__Work to do__
Rewrite the entries from the start up to and including the line with "ruler-tick [400,471,406,472]", changing "Balcony" to "Terrace" and keeping everything else the same.
--------------------
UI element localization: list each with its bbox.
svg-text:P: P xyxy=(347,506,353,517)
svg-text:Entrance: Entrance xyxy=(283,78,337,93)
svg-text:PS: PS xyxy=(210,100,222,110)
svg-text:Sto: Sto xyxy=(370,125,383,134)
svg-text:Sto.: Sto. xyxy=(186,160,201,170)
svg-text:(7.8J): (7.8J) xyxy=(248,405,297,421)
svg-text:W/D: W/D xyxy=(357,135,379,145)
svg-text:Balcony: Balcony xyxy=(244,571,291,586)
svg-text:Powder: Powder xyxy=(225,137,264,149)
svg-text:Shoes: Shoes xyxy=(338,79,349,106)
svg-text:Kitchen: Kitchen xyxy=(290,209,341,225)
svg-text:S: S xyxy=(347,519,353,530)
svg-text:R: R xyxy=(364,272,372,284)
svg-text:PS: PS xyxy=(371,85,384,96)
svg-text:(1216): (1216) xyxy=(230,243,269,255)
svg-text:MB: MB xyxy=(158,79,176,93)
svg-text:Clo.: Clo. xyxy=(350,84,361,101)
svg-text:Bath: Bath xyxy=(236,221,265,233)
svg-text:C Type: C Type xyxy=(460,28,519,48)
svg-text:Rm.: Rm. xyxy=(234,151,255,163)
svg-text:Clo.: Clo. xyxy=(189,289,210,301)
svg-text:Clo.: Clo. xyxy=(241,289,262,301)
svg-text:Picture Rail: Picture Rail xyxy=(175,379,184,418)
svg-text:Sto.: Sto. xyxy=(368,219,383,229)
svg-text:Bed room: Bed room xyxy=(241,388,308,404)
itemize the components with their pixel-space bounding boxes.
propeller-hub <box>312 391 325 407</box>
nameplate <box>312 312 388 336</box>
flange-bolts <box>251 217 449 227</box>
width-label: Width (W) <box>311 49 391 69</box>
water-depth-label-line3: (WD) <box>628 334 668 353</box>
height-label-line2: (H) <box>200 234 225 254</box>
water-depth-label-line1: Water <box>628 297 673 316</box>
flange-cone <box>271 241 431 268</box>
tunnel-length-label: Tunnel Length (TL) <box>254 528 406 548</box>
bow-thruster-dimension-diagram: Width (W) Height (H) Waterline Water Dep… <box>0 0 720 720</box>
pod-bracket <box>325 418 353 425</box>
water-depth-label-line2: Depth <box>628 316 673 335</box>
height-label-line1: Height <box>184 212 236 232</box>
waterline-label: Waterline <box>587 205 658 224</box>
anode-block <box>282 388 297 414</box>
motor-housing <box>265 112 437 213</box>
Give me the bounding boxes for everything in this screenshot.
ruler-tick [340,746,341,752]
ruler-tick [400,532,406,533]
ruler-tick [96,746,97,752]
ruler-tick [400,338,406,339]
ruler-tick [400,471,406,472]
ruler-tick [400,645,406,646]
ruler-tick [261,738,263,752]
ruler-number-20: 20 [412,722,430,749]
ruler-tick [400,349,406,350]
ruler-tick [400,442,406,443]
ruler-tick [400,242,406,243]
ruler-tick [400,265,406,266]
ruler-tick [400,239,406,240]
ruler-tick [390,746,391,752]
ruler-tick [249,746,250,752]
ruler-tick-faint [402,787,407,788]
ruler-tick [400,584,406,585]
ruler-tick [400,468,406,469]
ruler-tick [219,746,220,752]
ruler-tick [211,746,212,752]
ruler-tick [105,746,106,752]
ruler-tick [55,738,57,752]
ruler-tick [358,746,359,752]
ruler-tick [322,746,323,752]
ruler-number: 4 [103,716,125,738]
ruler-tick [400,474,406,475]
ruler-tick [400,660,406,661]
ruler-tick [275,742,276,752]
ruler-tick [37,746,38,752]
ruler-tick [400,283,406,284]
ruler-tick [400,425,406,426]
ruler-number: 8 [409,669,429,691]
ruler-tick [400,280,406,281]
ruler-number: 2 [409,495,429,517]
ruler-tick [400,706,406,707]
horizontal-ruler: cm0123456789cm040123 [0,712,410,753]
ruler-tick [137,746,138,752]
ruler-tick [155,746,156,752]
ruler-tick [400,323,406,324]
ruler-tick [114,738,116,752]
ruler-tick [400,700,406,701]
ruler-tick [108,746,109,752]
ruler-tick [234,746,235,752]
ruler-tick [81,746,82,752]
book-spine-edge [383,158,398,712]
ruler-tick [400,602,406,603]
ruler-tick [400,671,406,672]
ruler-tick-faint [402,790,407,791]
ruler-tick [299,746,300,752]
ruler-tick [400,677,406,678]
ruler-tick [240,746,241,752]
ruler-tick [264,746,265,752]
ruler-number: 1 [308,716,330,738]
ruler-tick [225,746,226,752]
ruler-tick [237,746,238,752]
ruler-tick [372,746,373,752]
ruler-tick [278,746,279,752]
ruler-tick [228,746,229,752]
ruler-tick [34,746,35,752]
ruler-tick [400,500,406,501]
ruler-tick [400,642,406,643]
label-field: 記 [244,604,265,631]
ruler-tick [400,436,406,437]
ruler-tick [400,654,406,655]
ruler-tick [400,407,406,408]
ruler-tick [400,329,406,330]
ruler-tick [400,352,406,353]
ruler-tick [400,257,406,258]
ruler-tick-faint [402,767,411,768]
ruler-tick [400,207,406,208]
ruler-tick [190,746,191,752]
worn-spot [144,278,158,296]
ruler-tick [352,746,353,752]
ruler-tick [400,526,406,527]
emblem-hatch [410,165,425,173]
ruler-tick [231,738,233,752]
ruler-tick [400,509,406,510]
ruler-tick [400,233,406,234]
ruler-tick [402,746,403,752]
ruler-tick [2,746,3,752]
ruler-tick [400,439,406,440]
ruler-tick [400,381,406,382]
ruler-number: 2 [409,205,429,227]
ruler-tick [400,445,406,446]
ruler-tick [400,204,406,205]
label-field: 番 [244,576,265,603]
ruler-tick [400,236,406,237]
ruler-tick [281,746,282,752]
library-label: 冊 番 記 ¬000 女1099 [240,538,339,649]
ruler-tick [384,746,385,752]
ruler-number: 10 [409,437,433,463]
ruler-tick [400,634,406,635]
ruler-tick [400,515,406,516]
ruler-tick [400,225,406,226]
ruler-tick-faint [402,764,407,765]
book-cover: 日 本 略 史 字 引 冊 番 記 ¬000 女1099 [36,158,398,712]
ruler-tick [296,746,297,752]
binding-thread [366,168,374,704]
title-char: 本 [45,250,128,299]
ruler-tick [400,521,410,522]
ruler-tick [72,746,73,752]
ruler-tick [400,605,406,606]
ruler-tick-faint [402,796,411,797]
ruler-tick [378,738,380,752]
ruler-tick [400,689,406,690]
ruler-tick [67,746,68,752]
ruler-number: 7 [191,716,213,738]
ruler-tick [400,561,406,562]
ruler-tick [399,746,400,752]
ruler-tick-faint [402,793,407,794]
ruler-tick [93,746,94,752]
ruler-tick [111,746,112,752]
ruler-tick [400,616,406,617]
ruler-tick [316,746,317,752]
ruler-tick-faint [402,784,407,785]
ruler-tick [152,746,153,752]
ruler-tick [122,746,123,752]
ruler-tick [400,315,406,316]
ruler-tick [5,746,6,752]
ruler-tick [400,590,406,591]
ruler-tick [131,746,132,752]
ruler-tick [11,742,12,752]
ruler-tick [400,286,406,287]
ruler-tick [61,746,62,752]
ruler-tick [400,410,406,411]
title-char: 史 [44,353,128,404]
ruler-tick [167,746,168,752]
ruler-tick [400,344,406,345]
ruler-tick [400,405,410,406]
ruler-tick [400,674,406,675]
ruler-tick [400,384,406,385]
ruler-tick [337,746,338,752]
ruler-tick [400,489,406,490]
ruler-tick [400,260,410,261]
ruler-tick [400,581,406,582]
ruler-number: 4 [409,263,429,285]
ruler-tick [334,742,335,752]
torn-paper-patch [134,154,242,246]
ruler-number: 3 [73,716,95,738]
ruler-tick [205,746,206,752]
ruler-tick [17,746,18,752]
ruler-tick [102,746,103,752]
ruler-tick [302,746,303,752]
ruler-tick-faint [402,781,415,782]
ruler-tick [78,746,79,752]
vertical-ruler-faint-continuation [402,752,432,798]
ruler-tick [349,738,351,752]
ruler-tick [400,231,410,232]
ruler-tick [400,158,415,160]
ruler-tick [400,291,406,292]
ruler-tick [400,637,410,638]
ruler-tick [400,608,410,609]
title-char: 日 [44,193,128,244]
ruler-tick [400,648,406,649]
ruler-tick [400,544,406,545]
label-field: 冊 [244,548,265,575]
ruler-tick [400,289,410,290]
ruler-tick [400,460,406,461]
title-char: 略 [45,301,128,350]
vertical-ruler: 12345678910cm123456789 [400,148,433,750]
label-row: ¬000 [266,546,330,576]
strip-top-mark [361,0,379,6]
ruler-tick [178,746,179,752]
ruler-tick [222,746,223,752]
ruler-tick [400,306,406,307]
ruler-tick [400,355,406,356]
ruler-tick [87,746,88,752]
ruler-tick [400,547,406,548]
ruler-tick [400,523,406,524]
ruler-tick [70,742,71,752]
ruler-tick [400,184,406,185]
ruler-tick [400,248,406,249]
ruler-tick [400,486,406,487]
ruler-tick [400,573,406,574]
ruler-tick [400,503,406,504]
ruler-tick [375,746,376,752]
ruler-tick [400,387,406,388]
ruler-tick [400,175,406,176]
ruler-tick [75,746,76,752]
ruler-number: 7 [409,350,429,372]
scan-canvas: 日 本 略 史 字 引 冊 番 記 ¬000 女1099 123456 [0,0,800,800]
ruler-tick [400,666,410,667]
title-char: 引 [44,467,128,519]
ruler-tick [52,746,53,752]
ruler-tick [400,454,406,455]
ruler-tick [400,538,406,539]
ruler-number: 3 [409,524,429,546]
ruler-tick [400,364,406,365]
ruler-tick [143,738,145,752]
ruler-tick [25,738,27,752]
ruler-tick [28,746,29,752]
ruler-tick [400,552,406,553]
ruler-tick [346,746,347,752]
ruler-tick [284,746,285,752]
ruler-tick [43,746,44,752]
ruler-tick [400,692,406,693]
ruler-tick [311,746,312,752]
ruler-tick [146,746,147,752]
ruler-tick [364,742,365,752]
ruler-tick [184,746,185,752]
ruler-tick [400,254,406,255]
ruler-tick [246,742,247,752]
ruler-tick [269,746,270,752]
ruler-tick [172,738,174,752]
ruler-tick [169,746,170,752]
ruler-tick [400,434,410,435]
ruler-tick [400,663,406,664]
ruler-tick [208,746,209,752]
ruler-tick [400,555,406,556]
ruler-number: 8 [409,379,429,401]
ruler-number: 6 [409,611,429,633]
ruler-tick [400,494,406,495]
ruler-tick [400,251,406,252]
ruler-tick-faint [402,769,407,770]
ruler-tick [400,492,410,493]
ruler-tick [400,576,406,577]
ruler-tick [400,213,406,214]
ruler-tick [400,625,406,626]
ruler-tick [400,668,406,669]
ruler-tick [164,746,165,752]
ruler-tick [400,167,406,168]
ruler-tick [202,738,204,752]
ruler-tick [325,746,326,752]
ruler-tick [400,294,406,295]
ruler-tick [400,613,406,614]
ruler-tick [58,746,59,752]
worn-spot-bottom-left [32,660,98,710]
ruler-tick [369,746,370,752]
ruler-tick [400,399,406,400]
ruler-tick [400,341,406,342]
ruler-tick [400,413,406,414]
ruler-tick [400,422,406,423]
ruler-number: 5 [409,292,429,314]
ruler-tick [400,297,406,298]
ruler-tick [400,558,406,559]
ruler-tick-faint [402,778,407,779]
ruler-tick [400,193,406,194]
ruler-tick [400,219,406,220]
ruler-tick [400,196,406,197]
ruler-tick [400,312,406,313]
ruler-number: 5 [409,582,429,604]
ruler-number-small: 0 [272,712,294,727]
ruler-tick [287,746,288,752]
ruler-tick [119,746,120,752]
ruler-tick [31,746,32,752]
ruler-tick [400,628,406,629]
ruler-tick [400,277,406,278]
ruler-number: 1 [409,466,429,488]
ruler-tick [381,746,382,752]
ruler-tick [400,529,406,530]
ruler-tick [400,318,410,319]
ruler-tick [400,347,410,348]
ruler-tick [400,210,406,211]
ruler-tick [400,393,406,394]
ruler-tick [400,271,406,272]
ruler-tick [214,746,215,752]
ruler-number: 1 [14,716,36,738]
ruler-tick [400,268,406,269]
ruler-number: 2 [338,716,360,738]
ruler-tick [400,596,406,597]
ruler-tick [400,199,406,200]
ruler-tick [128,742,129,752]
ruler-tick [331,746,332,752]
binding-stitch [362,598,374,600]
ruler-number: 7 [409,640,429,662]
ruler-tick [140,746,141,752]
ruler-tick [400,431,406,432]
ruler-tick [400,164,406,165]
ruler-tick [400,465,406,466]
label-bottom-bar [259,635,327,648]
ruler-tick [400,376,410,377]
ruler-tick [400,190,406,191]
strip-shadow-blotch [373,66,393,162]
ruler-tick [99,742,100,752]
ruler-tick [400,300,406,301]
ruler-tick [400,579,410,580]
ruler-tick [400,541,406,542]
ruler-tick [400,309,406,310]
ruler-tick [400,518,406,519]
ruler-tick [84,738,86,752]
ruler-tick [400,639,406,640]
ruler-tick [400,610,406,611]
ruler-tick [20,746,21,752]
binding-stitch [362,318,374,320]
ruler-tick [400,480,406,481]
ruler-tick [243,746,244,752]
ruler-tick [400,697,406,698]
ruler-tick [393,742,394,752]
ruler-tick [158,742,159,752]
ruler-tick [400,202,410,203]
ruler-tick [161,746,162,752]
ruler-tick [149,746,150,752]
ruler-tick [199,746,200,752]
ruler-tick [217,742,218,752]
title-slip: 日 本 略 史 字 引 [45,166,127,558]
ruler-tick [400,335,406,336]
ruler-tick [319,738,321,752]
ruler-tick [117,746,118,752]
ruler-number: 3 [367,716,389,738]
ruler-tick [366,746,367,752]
--------------------
__Written answer__
UI element localization: list each with its bbox.
svg-text:P: P xyxy=(347,506,353,517)
svg-text:Entrance: Entrance xyxy=(283,78,337,93)
svg-text:PS: PS xyxy=(210,100,222,110)
svg-text:Sto: Sto xyxy=(370,125,383,134)
svg-text:Sto.: Sto. xyxy=(186,160,201,170)
svg-text:(7.8J): (7.8J) xyxy=(248,405,297,421)
svg-text:W/D: W/D xyxy=(357,135,379,145)
svg-text:Terrace: Terrace xyxy=(244,571,291,586)
svg-text:Powder: Powder xyxy=(225,137,264,149)
svg-text:Shoes: Shoes xyxy=(338,79,349,106)
svg-text:Kitchen: Kitchen xyxy=(290,209,341,225)
svg-text:S: S xyxy=(347,519,353,530)
svg-text:R: R xyxy=(364,272,372,284)
svg-text:PS: PS xyxy=(371,85,384,96)
svg-text:(1216): (1216) xyxy=(230,243,269,255)
svg-text:MB: MB xyxy=(158,79,176,93)
svg-text:Clo.: Clo. xyxy=(350,84,361,101)
svg-text:Bath: Bath xyxy=(236,221,265,233)
svg-text:C Type: C Type xyxy=(460,28,519,48)
svg-text:Rm.: Rm. xyxy=(234,151,255,163)
svg-text:Clo.: Clo. xyxy=(189,289,210,301)
svg-text:Clo.: Clo. xyxy=(241,289,262,301)
svg-text:Picture Rail: Picture Rail xyxy=(175,379,184,418)
svg-text:Sto.: Sto. xyxy=(368,219,383,229)
svg-text:Bed room: Bed room xyxy=(241,388,308,404)
itemize the components with their pixel-space bounding boxes.
propeller-hub <box>312 391 325 407</box>
nameplate <box>312 312 388 336</box>
flange-bolts <box>251 217 449 227</box>
width-label: Width (W) <box>311 49 391 69</box>
water-depth-label-line3: (WD) <box>628 334 668 353</box>
height-label-line2: (H) <box>200 234 225 254</box>
water-depth-label-line1: Water <box>628 297 673 316</box>
flange-cone <box>271 241 431 268</box>
tunnel-length-label: Tunnel Length (TL) <box>254 528 406 548</box>
bow-thruster-dimension-diagram: Width (W) Height (H) Waterline Water Dep… <box>0 0 720 720</box>
pod-bracket <box>325 418 353 425</box>
water-depth-label-line2: Depth <box>628 316 673 335</box>
height-label-line1: Height <box>184 212 236 232</box>
waterline-label: Waterline <box>587 205 658 224</box>
anode-block <box>282 388 297 414</box>
motor-housing <box>265 112 437 213</box>
Give me the bounding boxes for everything in this screenshot.
ruler-tick [340,746,341,752]
ruler-tick [400,532,406,533]
ruler-tick [96,746,97,752]
ruler-tick [400,338,406,339]
ruler-tick [400,471,406,472]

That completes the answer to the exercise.